**** GIVEN INFORMATION ****

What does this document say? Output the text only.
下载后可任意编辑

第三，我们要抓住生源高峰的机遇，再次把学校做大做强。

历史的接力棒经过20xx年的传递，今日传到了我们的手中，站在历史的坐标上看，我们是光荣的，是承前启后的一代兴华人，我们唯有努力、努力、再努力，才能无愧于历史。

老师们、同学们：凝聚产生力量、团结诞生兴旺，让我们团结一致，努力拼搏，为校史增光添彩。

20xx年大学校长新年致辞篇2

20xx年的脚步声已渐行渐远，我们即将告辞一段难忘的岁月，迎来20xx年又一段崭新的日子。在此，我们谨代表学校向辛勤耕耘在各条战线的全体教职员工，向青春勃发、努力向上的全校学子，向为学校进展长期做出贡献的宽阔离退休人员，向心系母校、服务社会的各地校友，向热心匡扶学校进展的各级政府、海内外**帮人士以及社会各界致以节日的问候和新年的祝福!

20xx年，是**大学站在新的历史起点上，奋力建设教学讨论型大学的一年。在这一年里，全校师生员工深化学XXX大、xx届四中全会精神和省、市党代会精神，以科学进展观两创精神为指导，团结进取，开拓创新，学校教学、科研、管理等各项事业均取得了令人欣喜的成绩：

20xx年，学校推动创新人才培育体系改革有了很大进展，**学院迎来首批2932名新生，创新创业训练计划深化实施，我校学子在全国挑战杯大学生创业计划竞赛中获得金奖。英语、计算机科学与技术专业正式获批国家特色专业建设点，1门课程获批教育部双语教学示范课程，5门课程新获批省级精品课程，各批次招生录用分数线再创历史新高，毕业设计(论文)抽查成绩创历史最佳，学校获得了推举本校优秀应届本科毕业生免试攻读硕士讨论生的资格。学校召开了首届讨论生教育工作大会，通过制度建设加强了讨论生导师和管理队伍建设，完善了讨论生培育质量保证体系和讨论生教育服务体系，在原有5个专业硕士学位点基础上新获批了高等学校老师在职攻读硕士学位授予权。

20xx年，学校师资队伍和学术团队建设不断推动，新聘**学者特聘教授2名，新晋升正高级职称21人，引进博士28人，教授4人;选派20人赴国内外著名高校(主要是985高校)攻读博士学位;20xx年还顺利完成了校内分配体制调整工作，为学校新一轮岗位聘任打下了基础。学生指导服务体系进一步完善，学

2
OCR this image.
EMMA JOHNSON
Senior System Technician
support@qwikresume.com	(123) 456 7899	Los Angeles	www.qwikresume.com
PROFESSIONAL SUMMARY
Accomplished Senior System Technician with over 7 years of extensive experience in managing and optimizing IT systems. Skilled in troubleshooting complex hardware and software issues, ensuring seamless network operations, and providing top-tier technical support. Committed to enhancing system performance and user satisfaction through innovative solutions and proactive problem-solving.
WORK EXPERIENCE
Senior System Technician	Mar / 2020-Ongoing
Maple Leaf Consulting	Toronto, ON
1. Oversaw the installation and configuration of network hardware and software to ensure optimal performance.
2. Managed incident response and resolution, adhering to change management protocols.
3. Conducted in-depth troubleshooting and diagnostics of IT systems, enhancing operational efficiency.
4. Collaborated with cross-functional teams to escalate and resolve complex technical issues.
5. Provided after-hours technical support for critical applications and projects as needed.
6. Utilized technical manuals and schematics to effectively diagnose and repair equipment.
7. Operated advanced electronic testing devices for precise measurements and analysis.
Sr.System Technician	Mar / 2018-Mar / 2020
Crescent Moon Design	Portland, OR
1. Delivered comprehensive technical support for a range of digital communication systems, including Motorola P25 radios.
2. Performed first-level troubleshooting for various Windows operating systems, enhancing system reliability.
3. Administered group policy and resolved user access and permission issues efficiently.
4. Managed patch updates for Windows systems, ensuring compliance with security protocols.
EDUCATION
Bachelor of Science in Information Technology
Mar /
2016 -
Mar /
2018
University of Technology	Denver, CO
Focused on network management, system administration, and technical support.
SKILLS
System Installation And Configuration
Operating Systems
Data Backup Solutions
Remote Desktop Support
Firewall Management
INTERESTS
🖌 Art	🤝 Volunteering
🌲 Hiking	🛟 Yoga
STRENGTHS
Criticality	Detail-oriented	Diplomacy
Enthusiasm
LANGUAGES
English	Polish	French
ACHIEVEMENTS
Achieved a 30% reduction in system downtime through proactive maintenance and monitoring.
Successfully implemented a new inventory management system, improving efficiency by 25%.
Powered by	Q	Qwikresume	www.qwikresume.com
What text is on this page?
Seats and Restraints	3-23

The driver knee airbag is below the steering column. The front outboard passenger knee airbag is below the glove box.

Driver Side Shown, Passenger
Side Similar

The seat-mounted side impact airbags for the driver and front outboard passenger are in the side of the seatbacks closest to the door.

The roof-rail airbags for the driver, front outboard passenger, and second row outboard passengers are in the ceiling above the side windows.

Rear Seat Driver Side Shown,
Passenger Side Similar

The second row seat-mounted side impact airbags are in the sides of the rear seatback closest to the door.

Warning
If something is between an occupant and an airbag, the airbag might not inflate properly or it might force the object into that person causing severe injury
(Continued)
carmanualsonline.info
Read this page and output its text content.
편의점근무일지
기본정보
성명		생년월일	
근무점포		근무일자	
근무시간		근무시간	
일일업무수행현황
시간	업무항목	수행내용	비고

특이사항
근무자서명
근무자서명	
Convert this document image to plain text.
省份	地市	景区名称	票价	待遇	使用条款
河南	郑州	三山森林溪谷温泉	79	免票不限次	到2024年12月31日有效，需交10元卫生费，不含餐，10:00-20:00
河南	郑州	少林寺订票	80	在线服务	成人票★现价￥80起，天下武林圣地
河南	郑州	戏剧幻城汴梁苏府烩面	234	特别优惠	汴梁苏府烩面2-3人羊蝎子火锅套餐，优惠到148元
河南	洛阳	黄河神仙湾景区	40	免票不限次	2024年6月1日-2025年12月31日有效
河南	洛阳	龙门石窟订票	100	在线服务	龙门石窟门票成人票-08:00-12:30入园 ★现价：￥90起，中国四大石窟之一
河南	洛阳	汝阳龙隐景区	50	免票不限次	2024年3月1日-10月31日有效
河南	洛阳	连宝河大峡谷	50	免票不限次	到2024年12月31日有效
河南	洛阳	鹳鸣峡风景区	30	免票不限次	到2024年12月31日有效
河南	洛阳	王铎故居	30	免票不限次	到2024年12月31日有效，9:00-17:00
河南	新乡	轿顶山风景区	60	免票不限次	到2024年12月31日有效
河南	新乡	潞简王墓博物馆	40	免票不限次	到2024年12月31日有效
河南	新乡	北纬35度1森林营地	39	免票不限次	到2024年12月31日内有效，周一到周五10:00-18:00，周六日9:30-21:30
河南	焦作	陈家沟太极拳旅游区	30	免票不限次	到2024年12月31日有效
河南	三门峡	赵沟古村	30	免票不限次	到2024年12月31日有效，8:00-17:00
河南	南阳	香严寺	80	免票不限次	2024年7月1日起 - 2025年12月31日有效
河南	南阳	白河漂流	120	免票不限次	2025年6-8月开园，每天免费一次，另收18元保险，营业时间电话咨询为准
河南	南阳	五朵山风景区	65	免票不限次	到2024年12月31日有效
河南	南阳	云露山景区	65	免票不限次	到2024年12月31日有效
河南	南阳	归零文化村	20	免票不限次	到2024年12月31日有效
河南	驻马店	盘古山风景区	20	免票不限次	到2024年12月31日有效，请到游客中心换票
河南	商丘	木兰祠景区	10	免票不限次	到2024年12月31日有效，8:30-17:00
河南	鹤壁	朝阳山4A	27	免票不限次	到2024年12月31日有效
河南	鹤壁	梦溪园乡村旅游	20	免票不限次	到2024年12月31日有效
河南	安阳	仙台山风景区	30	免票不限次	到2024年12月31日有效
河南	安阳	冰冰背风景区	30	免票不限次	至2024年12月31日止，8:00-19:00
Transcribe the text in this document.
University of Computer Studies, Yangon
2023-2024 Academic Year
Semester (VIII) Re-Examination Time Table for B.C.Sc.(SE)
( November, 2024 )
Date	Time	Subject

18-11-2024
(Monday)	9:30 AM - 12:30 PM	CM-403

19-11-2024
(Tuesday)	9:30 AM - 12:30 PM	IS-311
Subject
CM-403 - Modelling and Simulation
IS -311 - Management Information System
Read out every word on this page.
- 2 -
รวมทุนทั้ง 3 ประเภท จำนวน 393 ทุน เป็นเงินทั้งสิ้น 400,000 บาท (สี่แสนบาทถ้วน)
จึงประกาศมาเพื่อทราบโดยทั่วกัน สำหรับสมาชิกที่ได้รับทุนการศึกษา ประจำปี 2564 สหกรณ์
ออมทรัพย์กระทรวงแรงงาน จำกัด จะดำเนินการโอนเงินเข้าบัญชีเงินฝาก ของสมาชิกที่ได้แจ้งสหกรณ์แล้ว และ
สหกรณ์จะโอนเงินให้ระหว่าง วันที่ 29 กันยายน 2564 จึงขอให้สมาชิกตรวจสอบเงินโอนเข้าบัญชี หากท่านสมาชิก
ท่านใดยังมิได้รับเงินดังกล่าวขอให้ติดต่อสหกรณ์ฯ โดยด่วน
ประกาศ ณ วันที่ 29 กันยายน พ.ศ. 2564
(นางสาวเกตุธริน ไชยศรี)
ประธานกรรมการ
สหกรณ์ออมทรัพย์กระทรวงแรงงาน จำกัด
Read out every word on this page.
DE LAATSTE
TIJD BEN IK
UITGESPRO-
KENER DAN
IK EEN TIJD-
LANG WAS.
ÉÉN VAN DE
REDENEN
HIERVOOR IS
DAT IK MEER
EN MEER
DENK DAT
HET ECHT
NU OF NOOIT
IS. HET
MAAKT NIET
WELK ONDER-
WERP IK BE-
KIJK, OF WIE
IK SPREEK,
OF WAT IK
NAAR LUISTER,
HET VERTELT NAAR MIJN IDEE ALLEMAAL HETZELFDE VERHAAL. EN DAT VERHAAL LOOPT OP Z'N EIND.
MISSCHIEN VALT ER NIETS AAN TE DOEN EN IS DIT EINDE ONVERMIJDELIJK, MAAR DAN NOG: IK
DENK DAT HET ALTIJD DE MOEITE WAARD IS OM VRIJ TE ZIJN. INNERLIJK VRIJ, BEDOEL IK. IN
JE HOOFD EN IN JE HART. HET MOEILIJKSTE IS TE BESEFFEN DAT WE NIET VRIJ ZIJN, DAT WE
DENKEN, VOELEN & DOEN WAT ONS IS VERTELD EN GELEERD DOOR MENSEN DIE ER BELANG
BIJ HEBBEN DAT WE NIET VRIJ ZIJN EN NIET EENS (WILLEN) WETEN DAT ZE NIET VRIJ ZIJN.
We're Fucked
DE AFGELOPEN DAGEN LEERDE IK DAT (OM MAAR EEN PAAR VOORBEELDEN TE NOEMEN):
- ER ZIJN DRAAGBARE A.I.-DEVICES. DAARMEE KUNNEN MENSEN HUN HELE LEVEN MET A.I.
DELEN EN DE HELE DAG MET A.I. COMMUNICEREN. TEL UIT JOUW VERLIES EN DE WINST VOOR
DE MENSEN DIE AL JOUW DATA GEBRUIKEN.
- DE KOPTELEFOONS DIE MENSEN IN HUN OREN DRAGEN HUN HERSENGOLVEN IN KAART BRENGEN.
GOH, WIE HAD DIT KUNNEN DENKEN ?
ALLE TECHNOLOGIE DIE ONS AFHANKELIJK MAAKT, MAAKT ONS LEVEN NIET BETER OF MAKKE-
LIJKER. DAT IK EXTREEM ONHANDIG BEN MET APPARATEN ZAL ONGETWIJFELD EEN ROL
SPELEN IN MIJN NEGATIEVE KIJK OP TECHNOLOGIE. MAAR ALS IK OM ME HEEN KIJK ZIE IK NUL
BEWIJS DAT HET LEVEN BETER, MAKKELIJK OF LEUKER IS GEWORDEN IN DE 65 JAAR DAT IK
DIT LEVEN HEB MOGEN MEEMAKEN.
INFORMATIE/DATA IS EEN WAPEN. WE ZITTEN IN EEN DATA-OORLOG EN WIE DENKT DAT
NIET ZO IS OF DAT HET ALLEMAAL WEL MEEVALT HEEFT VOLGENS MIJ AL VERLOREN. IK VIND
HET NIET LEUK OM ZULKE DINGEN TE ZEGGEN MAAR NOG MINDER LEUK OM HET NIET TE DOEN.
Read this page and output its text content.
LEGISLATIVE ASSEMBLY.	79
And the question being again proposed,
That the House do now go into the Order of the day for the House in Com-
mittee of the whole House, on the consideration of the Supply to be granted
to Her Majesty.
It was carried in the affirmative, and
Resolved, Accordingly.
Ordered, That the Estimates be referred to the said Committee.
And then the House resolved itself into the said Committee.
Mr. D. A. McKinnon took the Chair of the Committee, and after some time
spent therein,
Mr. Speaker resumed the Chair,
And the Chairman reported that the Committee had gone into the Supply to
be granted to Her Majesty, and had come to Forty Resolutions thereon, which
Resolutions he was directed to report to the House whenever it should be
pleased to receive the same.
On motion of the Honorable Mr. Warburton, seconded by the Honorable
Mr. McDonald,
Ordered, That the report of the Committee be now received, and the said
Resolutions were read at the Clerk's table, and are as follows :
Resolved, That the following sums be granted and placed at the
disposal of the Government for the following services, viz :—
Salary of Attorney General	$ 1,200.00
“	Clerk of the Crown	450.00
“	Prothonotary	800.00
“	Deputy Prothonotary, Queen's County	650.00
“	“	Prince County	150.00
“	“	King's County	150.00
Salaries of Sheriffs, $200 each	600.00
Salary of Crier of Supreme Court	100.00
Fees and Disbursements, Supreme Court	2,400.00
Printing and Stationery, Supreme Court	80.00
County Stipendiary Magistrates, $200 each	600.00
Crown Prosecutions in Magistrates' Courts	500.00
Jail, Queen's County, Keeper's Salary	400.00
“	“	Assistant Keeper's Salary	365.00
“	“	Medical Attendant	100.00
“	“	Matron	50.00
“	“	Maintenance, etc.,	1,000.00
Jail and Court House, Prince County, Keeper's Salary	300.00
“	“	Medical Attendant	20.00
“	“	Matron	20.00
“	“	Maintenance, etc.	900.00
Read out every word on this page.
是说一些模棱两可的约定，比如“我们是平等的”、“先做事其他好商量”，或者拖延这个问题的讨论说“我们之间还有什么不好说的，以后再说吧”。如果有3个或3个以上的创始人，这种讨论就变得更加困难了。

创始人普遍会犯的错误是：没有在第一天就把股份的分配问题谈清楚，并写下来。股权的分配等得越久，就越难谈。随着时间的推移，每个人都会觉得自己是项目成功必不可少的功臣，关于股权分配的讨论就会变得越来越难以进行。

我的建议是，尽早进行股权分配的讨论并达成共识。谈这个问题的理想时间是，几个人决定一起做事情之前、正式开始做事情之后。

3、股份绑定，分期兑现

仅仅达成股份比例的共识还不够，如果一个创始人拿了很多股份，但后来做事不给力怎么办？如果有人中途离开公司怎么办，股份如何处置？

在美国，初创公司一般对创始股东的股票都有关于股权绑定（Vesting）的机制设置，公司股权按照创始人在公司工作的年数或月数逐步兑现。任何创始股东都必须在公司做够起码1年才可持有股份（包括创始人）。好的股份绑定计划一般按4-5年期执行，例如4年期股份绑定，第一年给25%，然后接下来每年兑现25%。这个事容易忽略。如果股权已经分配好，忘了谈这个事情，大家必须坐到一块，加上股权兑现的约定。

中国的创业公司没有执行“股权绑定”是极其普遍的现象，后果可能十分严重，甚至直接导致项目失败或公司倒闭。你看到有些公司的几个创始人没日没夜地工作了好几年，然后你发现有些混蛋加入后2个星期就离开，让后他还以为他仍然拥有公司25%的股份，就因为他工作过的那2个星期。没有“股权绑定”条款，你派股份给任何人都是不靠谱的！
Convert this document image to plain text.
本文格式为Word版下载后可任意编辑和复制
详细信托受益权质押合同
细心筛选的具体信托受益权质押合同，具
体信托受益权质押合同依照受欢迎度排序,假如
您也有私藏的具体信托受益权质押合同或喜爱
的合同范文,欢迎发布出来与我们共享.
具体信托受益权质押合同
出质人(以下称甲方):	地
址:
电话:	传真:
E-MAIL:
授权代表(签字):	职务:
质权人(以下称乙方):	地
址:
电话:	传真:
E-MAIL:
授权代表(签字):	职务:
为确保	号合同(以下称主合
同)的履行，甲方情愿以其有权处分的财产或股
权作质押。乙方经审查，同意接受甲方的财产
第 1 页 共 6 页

****

▶ GIVEN REQUEST
Point out every line holding the string "hardware" and copy it.

▶ REPLY TO THE TASK
Accomplished Senior System Technician with over 7 years of extensive experience in managing and optimizing IT systems. Skilled in troubleshooting complex hardware and software issues, ensuring seamless network operations, and providing top-tier technical support. Committed to enhancing system performance and user satisfaction through innovative solutions and proactive problem-solving.
1. Oversaw the installation and configuration of network hardware and software to ensure optimal performance.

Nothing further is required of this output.